>> START Records supplied

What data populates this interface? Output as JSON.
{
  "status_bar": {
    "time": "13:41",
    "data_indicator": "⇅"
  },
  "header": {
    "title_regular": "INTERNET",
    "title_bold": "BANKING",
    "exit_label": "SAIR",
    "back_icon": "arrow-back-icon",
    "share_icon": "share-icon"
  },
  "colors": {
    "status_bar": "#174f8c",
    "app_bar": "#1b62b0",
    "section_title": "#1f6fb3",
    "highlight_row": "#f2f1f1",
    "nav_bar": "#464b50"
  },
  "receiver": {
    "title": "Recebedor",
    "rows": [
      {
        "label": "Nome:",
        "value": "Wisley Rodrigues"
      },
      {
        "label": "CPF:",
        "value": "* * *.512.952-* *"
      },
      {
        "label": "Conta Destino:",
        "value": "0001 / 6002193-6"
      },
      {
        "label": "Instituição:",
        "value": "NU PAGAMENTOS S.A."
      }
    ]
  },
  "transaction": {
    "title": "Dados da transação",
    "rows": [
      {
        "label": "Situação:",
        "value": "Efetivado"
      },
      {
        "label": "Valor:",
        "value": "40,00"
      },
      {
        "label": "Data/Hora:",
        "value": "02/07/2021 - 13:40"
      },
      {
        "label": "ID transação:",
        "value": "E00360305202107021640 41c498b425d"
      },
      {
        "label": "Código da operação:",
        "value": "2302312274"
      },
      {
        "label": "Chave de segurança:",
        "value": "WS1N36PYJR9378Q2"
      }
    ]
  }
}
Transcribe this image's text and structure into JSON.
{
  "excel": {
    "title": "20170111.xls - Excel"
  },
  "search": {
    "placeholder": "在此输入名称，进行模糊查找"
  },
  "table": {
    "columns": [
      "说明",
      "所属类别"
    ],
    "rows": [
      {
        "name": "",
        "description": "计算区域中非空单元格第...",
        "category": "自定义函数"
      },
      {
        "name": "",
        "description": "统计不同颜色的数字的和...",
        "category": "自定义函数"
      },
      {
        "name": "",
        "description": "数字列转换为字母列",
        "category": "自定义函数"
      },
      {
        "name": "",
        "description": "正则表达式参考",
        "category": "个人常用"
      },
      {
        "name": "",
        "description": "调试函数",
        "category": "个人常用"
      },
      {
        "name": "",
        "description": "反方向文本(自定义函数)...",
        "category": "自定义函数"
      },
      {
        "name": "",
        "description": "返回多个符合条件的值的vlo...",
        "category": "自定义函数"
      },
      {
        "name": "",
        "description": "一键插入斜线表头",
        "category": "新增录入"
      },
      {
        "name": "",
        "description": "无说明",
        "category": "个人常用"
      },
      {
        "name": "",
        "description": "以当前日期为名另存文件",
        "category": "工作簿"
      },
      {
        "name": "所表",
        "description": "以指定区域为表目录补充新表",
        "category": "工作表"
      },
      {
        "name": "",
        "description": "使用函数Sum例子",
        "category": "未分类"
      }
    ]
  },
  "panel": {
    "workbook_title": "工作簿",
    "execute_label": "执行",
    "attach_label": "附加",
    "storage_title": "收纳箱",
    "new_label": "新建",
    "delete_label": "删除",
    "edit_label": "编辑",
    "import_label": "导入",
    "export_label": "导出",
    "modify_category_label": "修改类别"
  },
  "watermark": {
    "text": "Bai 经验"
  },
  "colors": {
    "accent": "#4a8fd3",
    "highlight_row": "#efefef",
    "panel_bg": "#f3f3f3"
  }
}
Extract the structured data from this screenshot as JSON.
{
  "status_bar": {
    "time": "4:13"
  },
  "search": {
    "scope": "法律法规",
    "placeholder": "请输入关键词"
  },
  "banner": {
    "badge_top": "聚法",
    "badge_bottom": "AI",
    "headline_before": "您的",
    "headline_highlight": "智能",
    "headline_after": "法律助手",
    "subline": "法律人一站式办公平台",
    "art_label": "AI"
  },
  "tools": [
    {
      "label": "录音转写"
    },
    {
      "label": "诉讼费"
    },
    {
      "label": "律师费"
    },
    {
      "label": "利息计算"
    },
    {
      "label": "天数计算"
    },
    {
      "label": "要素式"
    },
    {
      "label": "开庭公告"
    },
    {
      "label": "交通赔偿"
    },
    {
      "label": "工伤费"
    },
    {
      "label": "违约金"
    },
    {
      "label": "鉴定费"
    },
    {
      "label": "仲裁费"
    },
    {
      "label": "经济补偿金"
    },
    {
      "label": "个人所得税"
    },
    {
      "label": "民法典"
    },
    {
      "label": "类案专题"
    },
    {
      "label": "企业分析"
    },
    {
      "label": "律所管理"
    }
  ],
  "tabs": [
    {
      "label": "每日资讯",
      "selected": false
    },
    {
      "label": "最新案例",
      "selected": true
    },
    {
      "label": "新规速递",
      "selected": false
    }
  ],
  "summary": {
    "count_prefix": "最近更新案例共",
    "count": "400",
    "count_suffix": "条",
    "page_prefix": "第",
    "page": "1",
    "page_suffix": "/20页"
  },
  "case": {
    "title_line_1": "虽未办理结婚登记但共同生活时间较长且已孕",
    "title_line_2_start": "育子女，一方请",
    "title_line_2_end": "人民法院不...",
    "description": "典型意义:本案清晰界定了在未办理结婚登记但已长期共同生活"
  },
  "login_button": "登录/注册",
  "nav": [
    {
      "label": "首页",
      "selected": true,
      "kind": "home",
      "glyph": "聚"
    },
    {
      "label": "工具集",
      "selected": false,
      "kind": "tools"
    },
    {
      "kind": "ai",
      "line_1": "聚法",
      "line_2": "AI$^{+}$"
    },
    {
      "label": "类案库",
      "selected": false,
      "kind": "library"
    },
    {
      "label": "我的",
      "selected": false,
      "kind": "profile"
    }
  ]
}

>> END Records supplied

* _Exercise requirements_: Please output the entire listing exactly as it stands.

* _Complete response_:
What data populates this interface? Output as JSON.
{
  "status_bar": {
    "time": "13:41",
    "data_indicator": "⇅"
  },
  "header": {
    "title_regular": "INTERNET",
    "title_bold": "BANKING",
    "exit_label": "SAIR",
    "back_icon": "arrow-back-icon",
    "share_icon": "share-icon"
  },
  "colors": {
    "status_bar": "#174f8c",
    "app_bar": "#1b62b0",
    "section_title": "#1f6fb3",
    "highlight_row": "#f2f1f1",
    "nav_bar": "#464b50"
  },
  "receiver": {
    "title": "Recebedor",
    "rows": [
      {
        "label": "Nome:",
        "value": "Wisley Rodrigues"
      },
      {
        "label": "CPF:",
        "value": "* * *.512.952-* *"
      },
      {
        "label": "Conta Destino:",
        "value": "0001 / 6002193-6"
      },
      {
        "label": "Instituição:",
        "value": "NU PAGAMENTOS S.A."
      }
    ]
  },
  "transaction": {
    "title": "Dados da transação",
    "rows": [
      {
        "label": "Situação:",
        "value": "Efetivado"
      },
      {
        "label": "Valor:",
        "value": "40,00"
      },
      {
        "label": "Data/Hora:",
        "value": "02/07/2021 - 13:40"
      },
      {
        "label": "ID transação:",
        "value": "E00360305202107021640 41c498b425d"
      },
      {
        "label": "Código da operação:",
        "value": "2302312274"
      },
      {
        "label": "Chave de segurança:",
        "value": "WS1N36PYJR9378Q2"
      }
    ]
  }
}
Transcribe this image's text and structure into JSON.
{
  "excel": {
    "title": "20170111.xls - Excel"
  },
  "search": {
    "placeholder": "在此输入名称，进行模糊查找"
  },
  "table": {
    "columns": [
      "说明",
      "所属类别"
    ],
    "rows": [
      {
        "name": "",
        "description": "计算区域中非空单元格第...",
        "category": "自定义函数"
      },
      {
        "name": "",
        "description": "统计不同颜色的数字的和...",
        "category": "自定义函数"
      },
      {
        "name": "",
        "description": "数字列转换为字母列",
        "category": "自定义函数"
      },
      {
        "name": "",
        "description": "正则表达式参考",
        "category": "个人常用"
      },
      {
        "name": "",
        "description": "调试函数",
        "category": "个人常用"
      },
      {
        "name": "",
        "description": "反方向文本(自定义函数)...",
        "category": "自定义函数"
      },
      {
        "name": "",
        "description": "返回多个符合条件的值的vlo...",
        "category": "自定义函数"
      },
      {
        "name": "",
        "description": "一键插入斜线表头",
        "category": "新增录入"
      },
      {
        "name": "",
        "description": "无说明",
        "category": "个人常用"
      },
      {
        "name": "",
        "description": "以当前日期为名另存文件",
        "category": "工作簿"
      },
      {
        "name": "所表",
        "description": "以指定区域为表目录补充新表",
        "category": "工作表"
      },
      {
        "name": "",
        "description": "使用函数Sum例子",
        "category": "未分类"
      }
    ]
  },
  "panel": {
    "workbook_title": "工作簿",
    "execute_label": "执行",
    "attach_label": "附加",
    "storage_title": "收纳箱",
    "new_label": "新建",
    "delete_label": "删除",
    "edit_label": "编辑",
    "import_label": "导入",
    "export_label": "导出",
    "modify_category_label": "修改类别"
  },
  "watermark": {
    "text": "Bai 经验"
  },
  "colors": {
    "accent": "#4a8fd3",
    "highlight_row": "#efefef",
    "panel_bg": "#f3f3f3"
  }
}
Extract the structured data from this screenshot as JSON.
{
  "status_bar": {
    "time": "4:13"
  },
  "search": {
    "scope": "法律法规",
    "placeholder": "请输入关键词"
  },
  "banner": {
    "badge_top": "聚法",
    "badge_bottom": "AI",
    "headline_before": "您的",
    "headline_highlight": "智能",
    "headline_after": "法律助手",
    "subline": "法律人一站式办公平台",
    "art_label": "AI"
  },
  "tools": [
    {
      "label": "录音转写"
    },
    {
      "label": "诉讼费"
    },
    {
      "label": "律师费"
    },
    {
      "label": "利息计算"
    },
    {
      "label": "天数计算"
    },
    {
      "label": "要素式"
    },
    {
      "label": "开庭公告"
    },
    {
      "label": "交通赔偿"
    },
    {
      "label": "工伤费"
    },
    {
      "label": "违约金"
    },
    {
      "label": "鉴定费"
    },
    {
      "label": "仲裁费"
    },
    {
      "label": "经济补偿金"
    },
    {
      "label": "个人所得税"
    },
    {
      "label": "民法典"
    },
    {
      "label": "类案专题"
    },
    {
      "label": "企业分析"
    },
    {
      "label": "律所管理"
    }
  ],
  "tabs": [
    {
      "label": "每日资讯",
      "selected": false
    },
    {
      "label": "最新案例",
      "selected": true
    },
    {
      "label": "新规速递",
      "selected": false
    }
  ],
  "summary": {
    "count_prefix": "最近更新案例共",
    "count": "400",
    "count_suffix": "条",
    "page_prefix": "第",
    "page": "1",
    "page_suffix": "/20页"
  },
  "case": {
    "title_line_1": "虽未办理结婚登记但共同生活时间较长且已孕",
    "title_line_2_start": "育子女，一方请",
    "title_line_2_end": "人民法院不...",
    "description": "典型意义:本案清晰界定了在未办理结婚登记但已长期共同生活"
  },
  "login_button": "登录/注册",
  "nav": [
    {
      "label": "首页",
      "selected": true,
      "kind": "home",
      "glyph": "聚"
    },
    {
      "label": "工具集",
      "selected": false,
      "kind": "tools"
    },
    {
      "kind": "ai",
      "line_1": "聚法",
      "line_2": "AI$^{+}$"
    },
    {
      "label": "类案库",
      "selected": false,
      "kind": "library"
    },
    {
      "label": "我的",
      "selected": false,
      "kind": "profile"
    }
  ]
}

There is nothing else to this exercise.